======== Entries provided

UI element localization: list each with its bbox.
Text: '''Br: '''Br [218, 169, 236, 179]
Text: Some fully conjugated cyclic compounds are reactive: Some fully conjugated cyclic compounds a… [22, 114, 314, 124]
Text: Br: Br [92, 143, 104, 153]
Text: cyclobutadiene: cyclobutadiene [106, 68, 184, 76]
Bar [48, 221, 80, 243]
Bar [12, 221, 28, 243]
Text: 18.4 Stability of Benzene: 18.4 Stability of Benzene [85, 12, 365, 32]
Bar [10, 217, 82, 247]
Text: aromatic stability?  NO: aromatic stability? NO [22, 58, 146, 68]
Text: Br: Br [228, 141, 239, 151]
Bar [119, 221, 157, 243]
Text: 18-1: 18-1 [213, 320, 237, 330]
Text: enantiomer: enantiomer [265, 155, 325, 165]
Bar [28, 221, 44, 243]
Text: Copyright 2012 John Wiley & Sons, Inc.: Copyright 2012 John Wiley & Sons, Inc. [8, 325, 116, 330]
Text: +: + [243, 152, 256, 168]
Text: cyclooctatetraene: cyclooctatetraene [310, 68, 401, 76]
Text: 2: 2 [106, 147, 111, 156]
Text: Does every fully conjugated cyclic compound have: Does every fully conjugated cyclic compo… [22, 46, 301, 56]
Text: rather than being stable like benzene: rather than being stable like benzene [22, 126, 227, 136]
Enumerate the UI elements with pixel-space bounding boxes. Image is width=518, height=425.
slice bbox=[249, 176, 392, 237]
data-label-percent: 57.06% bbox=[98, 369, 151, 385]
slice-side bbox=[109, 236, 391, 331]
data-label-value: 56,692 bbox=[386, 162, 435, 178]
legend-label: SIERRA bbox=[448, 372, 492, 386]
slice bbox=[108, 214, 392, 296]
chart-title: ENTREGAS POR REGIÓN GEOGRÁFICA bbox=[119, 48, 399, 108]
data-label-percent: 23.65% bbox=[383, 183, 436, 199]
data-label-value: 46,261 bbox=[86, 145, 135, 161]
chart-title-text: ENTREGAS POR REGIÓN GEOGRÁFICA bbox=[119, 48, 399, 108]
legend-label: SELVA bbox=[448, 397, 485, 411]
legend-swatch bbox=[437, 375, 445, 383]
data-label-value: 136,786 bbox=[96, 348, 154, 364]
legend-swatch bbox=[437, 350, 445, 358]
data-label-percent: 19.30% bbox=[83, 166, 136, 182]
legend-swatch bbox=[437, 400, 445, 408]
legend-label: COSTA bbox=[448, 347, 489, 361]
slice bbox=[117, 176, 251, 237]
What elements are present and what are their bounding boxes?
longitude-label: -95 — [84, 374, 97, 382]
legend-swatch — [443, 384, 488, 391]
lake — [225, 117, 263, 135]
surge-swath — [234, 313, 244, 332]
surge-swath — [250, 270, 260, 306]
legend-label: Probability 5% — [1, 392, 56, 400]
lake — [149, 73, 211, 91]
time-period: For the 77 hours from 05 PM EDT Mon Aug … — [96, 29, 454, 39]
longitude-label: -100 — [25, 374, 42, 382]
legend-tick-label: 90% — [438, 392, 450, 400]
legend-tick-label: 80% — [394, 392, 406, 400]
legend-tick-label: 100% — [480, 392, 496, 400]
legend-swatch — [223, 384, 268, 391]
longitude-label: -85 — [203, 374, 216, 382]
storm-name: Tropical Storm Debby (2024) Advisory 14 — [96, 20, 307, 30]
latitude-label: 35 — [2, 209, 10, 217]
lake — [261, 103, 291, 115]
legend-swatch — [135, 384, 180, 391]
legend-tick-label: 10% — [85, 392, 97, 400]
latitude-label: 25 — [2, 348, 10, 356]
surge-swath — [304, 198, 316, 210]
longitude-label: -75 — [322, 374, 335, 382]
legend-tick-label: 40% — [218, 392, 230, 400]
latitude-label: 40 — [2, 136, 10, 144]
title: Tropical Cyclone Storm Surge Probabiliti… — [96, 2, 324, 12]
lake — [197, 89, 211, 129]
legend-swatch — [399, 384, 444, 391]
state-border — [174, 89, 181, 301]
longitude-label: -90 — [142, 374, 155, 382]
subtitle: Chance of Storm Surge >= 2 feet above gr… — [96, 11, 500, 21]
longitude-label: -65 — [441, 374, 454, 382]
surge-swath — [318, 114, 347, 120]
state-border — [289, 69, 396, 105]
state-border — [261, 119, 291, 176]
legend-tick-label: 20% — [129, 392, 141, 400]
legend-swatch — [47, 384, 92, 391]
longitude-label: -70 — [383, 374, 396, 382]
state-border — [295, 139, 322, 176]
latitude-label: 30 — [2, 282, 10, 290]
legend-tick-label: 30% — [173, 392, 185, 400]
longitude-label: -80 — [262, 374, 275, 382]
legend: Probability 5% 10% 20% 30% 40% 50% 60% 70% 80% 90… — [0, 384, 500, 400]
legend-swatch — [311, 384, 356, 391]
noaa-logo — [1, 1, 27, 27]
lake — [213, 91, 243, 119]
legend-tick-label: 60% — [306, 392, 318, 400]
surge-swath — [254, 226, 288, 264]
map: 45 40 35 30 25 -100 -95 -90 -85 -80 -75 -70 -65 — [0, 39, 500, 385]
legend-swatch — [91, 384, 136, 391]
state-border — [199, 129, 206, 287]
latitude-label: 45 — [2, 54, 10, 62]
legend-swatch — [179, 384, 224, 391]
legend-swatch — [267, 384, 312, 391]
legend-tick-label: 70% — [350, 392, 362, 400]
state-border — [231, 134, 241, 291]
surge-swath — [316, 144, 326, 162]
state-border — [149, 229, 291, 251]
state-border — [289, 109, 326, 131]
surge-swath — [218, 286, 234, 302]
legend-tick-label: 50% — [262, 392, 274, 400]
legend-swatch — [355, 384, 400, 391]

================

# Task details
Print the listing word for word, starting with its first line and going on through the line containing "Text: +: + [243, 152, 256, 168]", with both of those lines included.

# Response for this exercise
UI element localization: list each with its bbox.
Text: '''Br: '''Br [218, 169, 236, 179]
Text: Some fully conjugated cyclic compounds are reactive: Some fully conjugated cyclic compounds a… [22, 114, 314, 124]
Text: Br: Br [92, 143, 104, 153]
Text: cyclobutadiene: cyclobutadiene [106, 68, 184, 76]
Bar [48, 221, 80, 243]
Bar [12, 221, 28, 243]
Text: 18.4 Stability of Benzene: 18.4 Stability of Benzene [85, 12, 365, 32]
Bar [10, 217, 82, 247]
Text: aromatic stability?  NO: aromatic stability? NO [22, 58, 146, 68]
Text: Br: Br [228, 141, 239, 151]
Bar [119, 221, 157, 243]
Text: 18-1: 18-1 [213, 320, 237, 330]
Text: enantiomer: enantiomer [265, 155, 325, 165]
Bar [28, 221, 44, 243]
Text: Copyright 2012 John Wiley & Sons, Inc.: Copyright 2012 John Wiley & Sons, Inc. [8, 325, 116, 330]
Text: +: + [243, 152, 256, 168]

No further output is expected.